### What to produce
Would you quote every entry exactly, dropping only the pictures?
· · ·
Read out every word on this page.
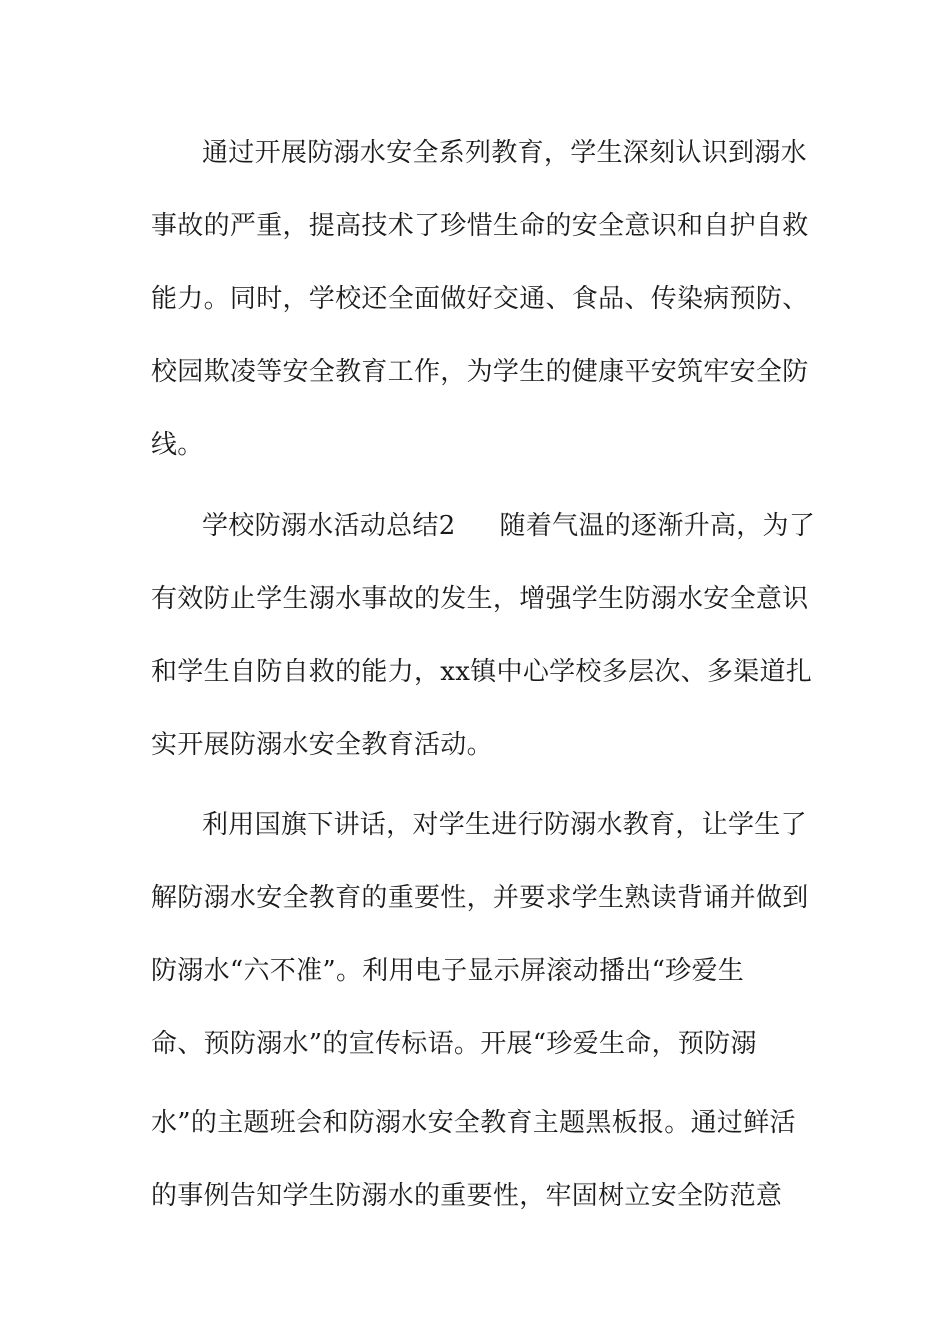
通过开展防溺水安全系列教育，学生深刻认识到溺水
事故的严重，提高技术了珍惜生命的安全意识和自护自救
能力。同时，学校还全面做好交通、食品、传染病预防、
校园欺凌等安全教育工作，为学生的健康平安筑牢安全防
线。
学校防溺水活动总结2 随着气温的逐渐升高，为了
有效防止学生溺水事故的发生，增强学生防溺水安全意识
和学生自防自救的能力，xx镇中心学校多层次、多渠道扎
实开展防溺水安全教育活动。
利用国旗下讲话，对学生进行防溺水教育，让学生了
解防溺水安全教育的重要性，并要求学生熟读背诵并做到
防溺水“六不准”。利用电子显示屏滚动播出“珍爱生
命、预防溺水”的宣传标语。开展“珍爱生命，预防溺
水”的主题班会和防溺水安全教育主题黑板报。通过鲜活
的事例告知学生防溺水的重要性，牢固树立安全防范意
· · ·
### Answer to this problem
Read out every word on this page.
通过开展防溺水安全系列教育，学生深刻认识到溺水
事故的严重，提高技术了珍惜生命的安全意识和自护自救
能力。同时，学校还全面做好交通、食品、传染病预防、
校园欺凌等安全教育工作，为学生的健康平安筑牢安全防
线。
学校防溺水活动总结2 随着气温的逐渐升高，为了
有效防止学生溺水事故的发生，增强学生防溺水安全意识
和学生自防自救的能力，xx镇中心学校多层次、多渠道扎
实开展防溺水安全教育活动。
利用国旗下讲话，对学生进行防溺水教育，让学生了
解防溺水安全教育的重要性，并要求学生熟读背诵并做到
防溺水“六不准”。利用电子显示屏滚动播出“珍爱生
命、预防溺水”的宣传标语。开展“珍爱生命，预防溺
水”的主题班会和防溺水安全教育主题黑板报。通过鲜活
的事例告知学生防溺水的重要性，牢固树立安全防范意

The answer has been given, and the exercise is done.